## PROBLEM TO SOLVE
Gather each line of the records where "Name" appears.

## Data records
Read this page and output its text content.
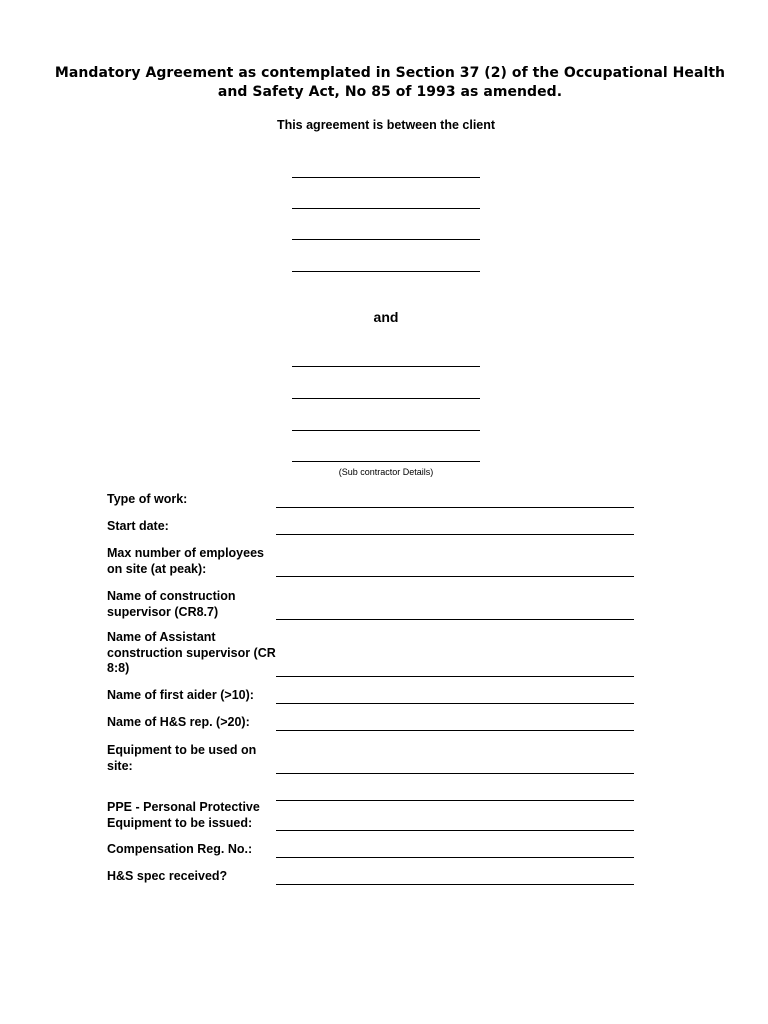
Mandatory Agreement as contemplated in Section 37 (2) of the Occupational Health and Safety Act, No 85 of 1993 as amended.
This agreement is between the client
and
(Sub contractor Details)
Type of work:
Start date:
Max number of employees on site (at peak):
Name of construction supervisor (CR8.7)
Name of Assistant construction supervisor (CR 8:8)
Name of first aider (>10):
Name of H&S rep. (>20):
Equipment to be used on site:
PPE - Personal Protective Equipment to be issued:
Compensation Reg. No.:
H&S spec received?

## EXERCISE RESPONSE
Name of construction supervisor (CR8.7)
Name of Assistant construction supervisor (CR 8:8)
Name of first aider (>10):
Name of H&S rep. (>20):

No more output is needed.